Begin RECORDS FOR THIS TASK
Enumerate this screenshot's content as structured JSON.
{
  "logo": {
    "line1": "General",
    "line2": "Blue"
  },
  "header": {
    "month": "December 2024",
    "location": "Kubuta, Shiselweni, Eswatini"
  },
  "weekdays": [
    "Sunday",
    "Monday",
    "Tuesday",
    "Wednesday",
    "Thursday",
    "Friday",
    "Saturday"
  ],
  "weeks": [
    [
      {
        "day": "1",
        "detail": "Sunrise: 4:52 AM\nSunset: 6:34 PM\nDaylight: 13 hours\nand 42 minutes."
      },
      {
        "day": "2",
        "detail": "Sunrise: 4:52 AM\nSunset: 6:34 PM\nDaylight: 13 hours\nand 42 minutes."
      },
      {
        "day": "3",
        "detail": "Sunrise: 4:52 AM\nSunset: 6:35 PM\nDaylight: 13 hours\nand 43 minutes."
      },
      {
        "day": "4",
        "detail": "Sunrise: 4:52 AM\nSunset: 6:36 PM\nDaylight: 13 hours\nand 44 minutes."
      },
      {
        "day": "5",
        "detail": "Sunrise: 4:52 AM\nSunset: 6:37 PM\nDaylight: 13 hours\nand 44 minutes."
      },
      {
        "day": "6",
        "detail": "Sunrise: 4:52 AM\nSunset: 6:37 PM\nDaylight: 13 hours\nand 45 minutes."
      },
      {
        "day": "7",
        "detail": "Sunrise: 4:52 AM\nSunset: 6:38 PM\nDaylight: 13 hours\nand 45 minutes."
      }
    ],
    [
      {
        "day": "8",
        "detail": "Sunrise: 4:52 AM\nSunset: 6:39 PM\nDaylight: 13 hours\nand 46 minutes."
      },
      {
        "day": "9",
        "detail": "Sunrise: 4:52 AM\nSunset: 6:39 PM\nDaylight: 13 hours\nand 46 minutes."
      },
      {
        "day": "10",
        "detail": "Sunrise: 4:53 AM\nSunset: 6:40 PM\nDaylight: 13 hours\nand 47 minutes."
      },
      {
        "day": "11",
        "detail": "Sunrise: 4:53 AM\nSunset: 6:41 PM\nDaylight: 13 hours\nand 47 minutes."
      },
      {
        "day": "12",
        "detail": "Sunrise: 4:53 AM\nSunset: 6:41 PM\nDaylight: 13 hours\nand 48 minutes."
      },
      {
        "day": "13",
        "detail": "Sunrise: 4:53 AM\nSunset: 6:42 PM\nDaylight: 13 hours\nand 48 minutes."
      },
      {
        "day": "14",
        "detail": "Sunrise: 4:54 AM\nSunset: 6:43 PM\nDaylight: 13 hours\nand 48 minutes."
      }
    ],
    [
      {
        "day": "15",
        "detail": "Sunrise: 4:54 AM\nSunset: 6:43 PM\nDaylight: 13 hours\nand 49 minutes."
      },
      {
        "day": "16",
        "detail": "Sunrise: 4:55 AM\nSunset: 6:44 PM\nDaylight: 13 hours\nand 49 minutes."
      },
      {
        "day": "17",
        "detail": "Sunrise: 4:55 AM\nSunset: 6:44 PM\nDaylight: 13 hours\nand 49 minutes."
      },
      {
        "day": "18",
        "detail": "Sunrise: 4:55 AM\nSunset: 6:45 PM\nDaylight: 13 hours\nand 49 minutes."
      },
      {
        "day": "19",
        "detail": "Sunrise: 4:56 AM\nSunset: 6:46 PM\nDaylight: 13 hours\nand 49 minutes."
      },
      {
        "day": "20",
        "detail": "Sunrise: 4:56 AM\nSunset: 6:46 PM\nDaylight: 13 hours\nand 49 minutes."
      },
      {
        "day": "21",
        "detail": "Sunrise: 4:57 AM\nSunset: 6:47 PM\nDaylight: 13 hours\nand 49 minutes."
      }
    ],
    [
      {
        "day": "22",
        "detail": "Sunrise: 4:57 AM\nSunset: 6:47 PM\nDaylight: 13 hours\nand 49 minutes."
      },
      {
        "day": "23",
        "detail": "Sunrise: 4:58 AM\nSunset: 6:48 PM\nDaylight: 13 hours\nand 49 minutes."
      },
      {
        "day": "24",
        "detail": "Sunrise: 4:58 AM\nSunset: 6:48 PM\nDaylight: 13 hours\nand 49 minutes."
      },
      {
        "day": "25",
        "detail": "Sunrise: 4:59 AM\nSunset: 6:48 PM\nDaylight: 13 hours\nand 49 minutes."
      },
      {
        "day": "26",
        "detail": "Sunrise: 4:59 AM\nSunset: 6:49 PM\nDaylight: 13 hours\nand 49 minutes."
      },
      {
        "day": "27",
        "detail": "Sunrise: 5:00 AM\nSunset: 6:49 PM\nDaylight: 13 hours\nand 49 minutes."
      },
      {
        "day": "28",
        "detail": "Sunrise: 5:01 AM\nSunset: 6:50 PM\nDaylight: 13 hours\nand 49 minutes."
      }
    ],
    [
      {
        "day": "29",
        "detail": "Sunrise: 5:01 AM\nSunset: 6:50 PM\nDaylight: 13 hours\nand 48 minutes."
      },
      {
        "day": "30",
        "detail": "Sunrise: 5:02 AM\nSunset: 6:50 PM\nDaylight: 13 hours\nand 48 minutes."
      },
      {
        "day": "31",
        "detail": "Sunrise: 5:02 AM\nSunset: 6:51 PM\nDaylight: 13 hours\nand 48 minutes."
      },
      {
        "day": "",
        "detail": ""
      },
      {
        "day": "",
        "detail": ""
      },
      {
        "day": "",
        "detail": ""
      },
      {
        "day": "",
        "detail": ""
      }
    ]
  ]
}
End RECORDS FOR THIS TASK
* [INSTRUCTIONS TO FOLLOW]
Repeat all the records. Match each line exactly.

* [EXERCISE ANSWER]
Enumerate this screenshot's content as structured JSON.
{
  "logo": {
    "line1": "General",
    "line2": "Blue"
  },
  "header": {
    "month": "December 2024",
    "location": "Kubuta, Shiselweni, Eswatini"
  },
  "weekdays": [
    "Sunday",
    "Monday",
    "Tuesday",
    "Wednesday",
    "Thursday",
    "Friday",
    "Saturday"
  ],
  "weeks": [
    [
      {
        "day": "1",
        "detail": "Sunrise: 4:52 AM\nSunset: 6:34 PM\nDaylight: 13 hours\nand 42 minutes."
      },
      {
        "day": "2",
        "detail": "Sunrise: 4:52 AM\nSunset: 6:34 PM\nDaylight: 13 hours\nand 42 minutes."
      },
      {
        "day": "3",
        "detail": "Sunrise: 4:52 AM\nSunset: 6:35 PM\nDaylight: 13 hours\nand 43 minutes."
      },
      {
        "day": "4",
        "detail": "Sunrise: 4:52 AM\nSunset: 6:36 PM\nDaylight: 13 hours\nand 44 minutes."
      },
      {
        "day": "5",
        "detail": "Sunrise: 4:52 AM\nSunset: 6:37 PM\nDaylight: 13 hours\nand 44 minutes."
      },
      {
        "day": "6",
        "detail": "Sunrise: 4:52 AM\nSunset: 6:37 PM\nDaylight: 13 hours\nand 45 minutes."
      },
      {
        "day": "7",
        "detail": "Sunrise: 4:52 AM\nSunset: 6:38 PM\nDaylight: 13 hours\nand 45 minutes."
      }
    ],
    [
      {
        "day": "8",
        "detail": "Sunrise: 4:52 AM\nSunset: 6:39 PM\nDaylight: 13 hours\nand 46 minutes."
      },
      {
        "day": "9",
        "detail": "Sunrise: 4:52 AM\nSunset: 6:39 PM\nDaylight: 13 hours\nand 46 minutes."
      },
      {
        "day": "10",
        "detail": "Sunrise: 4:53 AM\nSunset: 6:40 PM\nDaylight: 13 hours\nand 47 minutes."
      },
      {
        "day": "11",
        "detail": "Sunrise: 4:53 AM\nSunset: 6:41 PM\nDaylight: 13 hours\nand 47 minutes."
      },
      {
        "day": "12",
        "detail": "Sunrise: 4:53 AM\nSunset: 6:41 PM\nDaylight: 13 hours\nand 48 minutes."
      },
      {
        "day": "13",
        "detail": "Sunrise: 4:53 AM\nSunset: 6:42 PM\nDaylight: 13 hours\nand 48 minutes."
      },
      {
        "day": "14",
        "detail": "Sunrise: 4:54 AM\nSunset: 6:43 PM\nDaylight: 13 hours\nand 48 minutes."
      }
    ],
    [
      {
        "day": "15",
        "detail": "Sunrise: 4:54 AM\nSunset: 6:43 PM\nDaylight: 13 hours\nand 49 minutes."
      },
      {
        "day": "16",
        "detail": "Sunrise: 4:55 AM\nSunset: 6:44 PM\nDaylight: 13 hours\nand 49 minutes."
      },
      {
        "day": "17",
        "detail": "Sunrise: 4:55 AM\nSunset: 6:44 PM\nDaylight: 13 hours\nand 49 minutes."
      },
      {
        "day": "18",
        "detail": "Sunrise: 4:55 AM\nSunset: 6:45 PM\nDaylight: 13 hours\nand 49 minutes."
      },
      {
        "day": "19",
        "detail": "Sunrise: 4:56 AM\nSunset: 6:46 PM\nDaylight: 13 hours\nand 49 minutes."
      },
      {
        "day": "20",
        "detail": "Sunrise: 4:56 AM\nSunset: 6:46 PM\nDaylight: 13 hours\nand 49 minutes."
      },
      {
        "day": "21",
        "detail": "Sunrise: 4:57 AM\nSunset: 6:47 PM\nDaylight: 13 hours\nand 49 minutes."
      }
    ],
    [
      {
        "day": "22",
        "detail": "Sunrise: 4:57 AM\nSunset: 6:47 PM\nDaylight: 13 hours\nand 49 minutes."
      },
      {
        "day": "23",
        "detail": "Sunrise: 4:58 AM\nSunset: 6:48 PM\nDaylight: 13 hours\nand 49 minutes."
      },
      {
        "day": "24",
        "detail": "Sunrise: 4:58 AM\nSunset: 6:48 PM\nDaylight: 13 hours\nand 49 minutes."
      },
      {
        "day": "25",
        "detail": "Sunrise: 4:59 AM\nSunset: 6:48 PM\nDaylight: 13 hours\nand 49 minutes."
      },
      {
        "day": "26",
        "detail": "Sunrise: 4:59 AM\nSunset: 6:49 PM\nDaylight: 13 hours\nand 49 minutes."
      },
      {
        "day": "27",
        "detail": "Sunrise: 5:00 AM\nSunset: 6:49 PM\nDaylight: 13 hours\nand 49 minutes."
      },
      {
        "day": "28",
        "detail": "Sunrise: 5:01 AM\nSunset: 6:50 PM\nDaylight: 13 hours\nand 49 minutes."
      }
    ],
    [
      {
        "day": "29",
        "detail": "Sunrise: 5:01 AM\nSunset: 6:50 PM\nDaylight: 13 hours\nand 48 minutes."
      },
      {
        "day": "30",
        "detail": "Sunrise: 5:02 AM\nSunset: 6:50 PM\nDaylight: 13 hours\nand 48 minutes."
      },
      {
        "day": "31",
        "detail": "Sunrise: 5:02 AM\nSunset: 6:51 PM\nDaylight: 13 hours\nand 48 minutes."
      },
      {
        "day": "",
        "detail": ""
      },
      {
        "day": "",
        "detail": ""
      },
      {
        "day": "",
        "detail": ""
      },
      {
        "day": "",
        "detail": ""
      }
    ]
  ]
}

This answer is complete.